Required work — Tell how many lines include the string "name". Answer with a single number.

Task input —
-- start --

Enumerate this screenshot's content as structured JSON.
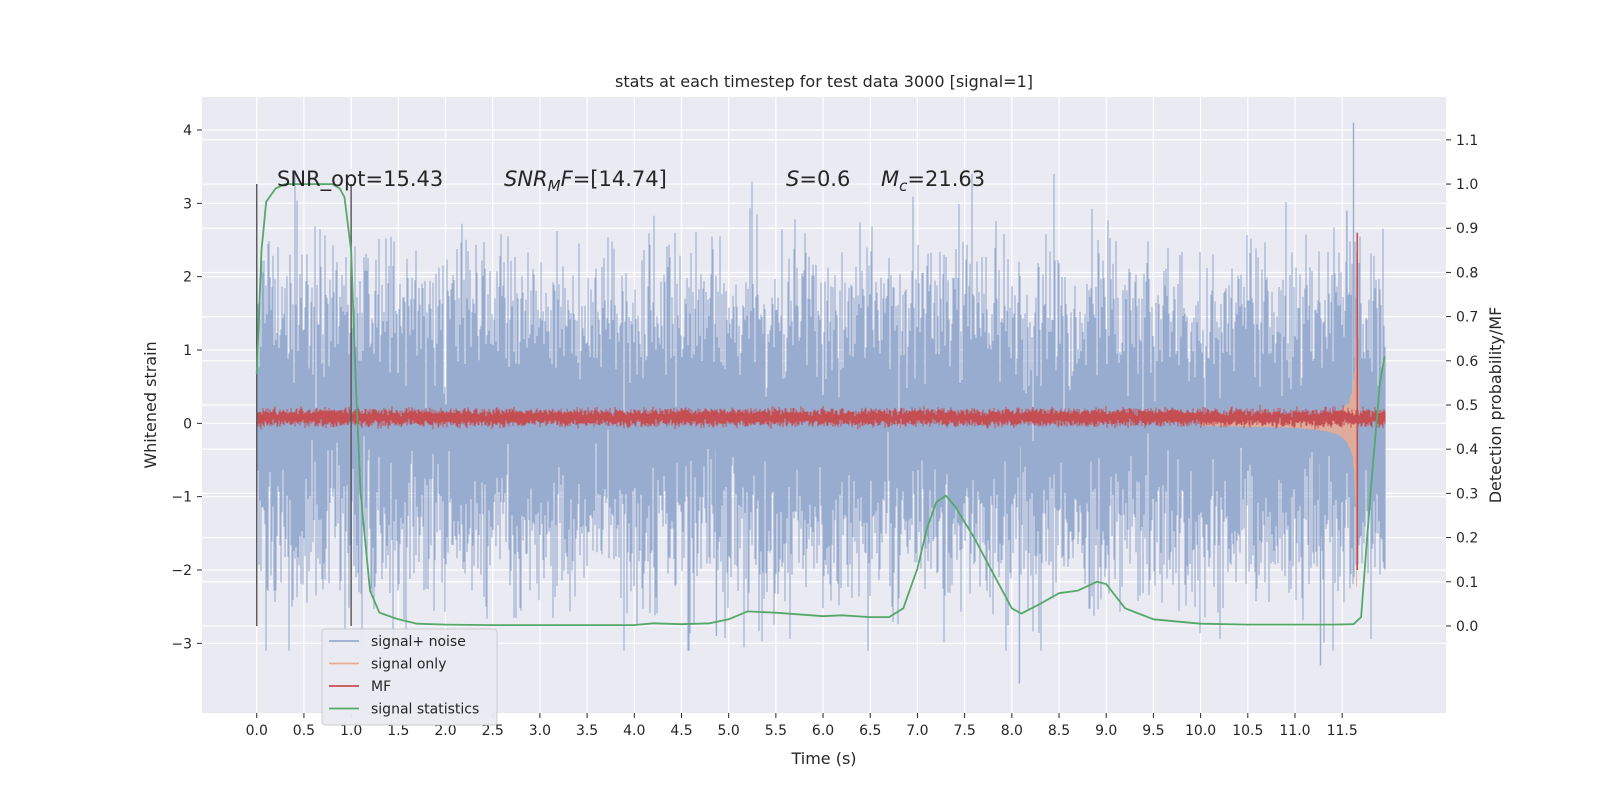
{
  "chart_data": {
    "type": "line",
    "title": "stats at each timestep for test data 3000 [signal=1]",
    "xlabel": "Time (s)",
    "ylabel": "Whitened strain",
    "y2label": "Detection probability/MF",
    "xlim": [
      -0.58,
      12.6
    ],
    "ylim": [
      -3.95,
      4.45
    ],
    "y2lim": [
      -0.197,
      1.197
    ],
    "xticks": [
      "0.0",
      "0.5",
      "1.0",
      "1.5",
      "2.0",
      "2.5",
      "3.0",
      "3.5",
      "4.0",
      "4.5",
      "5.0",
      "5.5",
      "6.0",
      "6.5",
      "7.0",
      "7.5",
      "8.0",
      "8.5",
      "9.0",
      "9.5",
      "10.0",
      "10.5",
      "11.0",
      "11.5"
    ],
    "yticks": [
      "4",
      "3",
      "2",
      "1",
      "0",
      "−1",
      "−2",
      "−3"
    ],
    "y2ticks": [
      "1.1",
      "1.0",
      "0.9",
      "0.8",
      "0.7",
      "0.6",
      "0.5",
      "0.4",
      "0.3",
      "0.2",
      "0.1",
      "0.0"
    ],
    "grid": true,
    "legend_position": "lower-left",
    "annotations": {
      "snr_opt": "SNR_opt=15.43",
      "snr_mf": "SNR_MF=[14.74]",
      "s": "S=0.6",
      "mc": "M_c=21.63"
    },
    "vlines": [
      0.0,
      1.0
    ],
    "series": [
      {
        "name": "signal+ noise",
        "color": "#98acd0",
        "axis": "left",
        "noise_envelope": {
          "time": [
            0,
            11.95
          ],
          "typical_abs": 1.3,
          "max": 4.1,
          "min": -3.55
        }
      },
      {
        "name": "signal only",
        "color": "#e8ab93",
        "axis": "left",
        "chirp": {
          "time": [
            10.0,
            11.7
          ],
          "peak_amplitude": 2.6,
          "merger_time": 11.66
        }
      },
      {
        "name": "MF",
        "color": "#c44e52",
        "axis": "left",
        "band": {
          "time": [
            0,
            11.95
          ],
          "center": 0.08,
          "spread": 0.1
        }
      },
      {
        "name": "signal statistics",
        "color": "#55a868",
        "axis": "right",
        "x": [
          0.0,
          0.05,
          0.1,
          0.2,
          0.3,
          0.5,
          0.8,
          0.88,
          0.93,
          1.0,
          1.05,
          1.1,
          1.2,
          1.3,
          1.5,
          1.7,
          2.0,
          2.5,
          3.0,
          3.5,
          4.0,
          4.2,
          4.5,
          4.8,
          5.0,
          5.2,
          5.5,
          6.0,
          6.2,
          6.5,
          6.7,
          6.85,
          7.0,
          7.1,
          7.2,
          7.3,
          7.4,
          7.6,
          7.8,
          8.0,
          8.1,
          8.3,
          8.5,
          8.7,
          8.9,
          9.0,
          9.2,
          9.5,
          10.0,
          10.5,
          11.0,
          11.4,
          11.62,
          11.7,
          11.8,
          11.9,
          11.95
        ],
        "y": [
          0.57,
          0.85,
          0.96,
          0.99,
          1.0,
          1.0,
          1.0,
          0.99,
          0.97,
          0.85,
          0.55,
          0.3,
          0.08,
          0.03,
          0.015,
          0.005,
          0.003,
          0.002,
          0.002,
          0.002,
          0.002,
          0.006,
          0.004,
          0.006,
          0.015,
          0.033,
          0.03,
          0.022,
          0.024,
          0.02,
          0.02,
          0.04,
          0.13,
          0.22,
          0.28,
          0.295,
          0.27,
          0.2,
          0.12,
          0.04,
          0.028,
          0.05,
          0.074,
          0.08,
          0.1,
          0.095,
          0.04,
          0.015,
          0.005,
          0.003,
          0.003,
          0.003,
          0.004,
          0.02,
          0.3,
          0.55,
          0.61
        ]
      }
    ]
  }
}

-- end --
-- start --

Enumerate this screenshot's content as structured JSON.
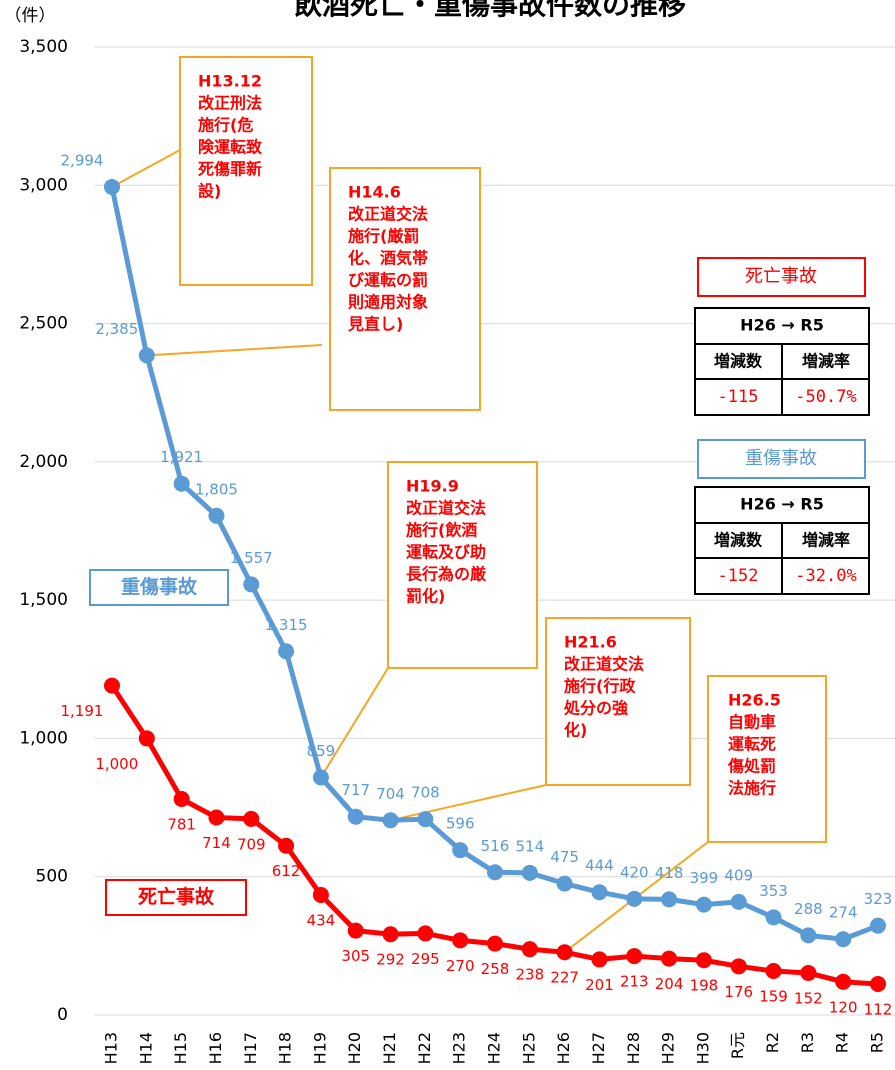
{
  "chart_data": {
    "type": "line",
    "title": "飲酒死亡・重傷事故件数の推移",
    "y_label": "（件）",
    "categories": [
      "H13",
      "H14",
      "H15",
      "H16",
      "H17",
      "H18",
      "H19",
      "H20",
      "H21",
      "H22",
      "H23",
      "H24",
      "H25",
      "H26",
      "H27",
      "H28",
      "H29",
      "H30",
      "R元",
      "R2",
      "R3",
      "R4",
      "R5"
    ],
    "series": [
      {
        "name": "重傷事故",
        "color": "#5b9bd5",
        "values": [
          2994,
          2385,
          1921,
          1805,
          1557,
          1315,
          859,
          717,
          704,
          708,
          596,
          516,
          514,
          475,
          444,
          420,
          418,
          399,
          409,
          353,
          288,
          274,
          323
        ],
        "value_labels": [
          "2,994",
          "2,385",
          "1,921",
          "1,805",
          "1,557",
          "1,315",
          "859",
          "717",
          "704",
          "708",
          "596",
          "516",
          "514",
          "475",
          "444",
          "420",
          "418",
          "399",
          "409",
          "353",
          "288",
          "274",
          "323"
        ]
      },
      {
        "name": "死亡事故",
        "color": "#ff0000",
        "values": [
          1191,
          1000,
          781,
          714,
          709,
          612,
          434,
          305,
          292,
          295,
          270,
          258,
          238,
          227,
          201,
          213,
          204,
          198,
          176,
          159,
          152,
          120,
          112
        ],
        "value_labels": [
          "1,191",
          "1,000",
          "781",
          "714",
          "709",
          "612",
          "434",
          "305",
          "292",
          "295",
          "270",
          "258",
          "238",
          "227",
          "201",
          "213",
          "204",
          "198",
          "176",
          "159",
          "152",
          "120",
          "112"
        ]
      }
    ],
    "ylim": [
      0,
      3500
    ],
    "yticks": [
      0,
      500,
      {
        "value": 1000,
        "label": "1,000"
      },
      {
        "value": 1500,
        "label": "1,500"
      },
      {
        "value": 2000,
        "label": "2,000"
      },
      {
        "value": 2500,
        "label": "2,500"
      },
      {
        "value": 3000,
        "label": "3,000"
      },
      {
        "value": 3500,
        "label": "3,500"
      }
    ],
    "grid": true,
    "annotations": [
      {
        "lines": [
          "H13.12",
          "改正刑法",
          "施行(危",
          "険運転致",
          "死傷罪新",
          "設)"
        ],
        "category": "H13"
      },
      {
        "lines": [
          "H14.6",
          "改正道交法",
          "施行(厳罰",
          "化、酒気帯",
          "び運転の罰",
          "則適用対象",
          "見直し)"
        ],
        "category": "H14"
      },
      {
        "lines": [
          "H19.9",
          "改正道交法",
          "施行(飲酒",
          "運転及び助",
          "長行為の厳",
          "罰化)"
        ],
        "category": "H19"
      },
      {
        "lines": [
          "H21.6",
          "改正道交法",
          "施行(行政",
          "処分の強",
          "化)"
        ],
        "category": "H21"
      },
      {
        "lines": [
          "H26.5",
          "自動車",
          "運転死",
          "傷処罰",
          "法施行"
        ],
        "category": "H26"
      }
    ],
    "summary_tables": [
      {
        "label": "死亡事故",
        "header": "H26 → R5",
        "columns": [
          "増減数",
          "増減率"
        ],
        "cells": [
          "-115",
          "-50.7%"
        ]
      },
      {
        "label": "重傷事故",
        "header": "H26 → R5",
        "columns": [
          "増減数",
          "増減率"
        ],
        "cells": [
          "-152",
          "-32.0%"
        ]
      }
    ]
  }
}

-- end --

Solution to the problem — 6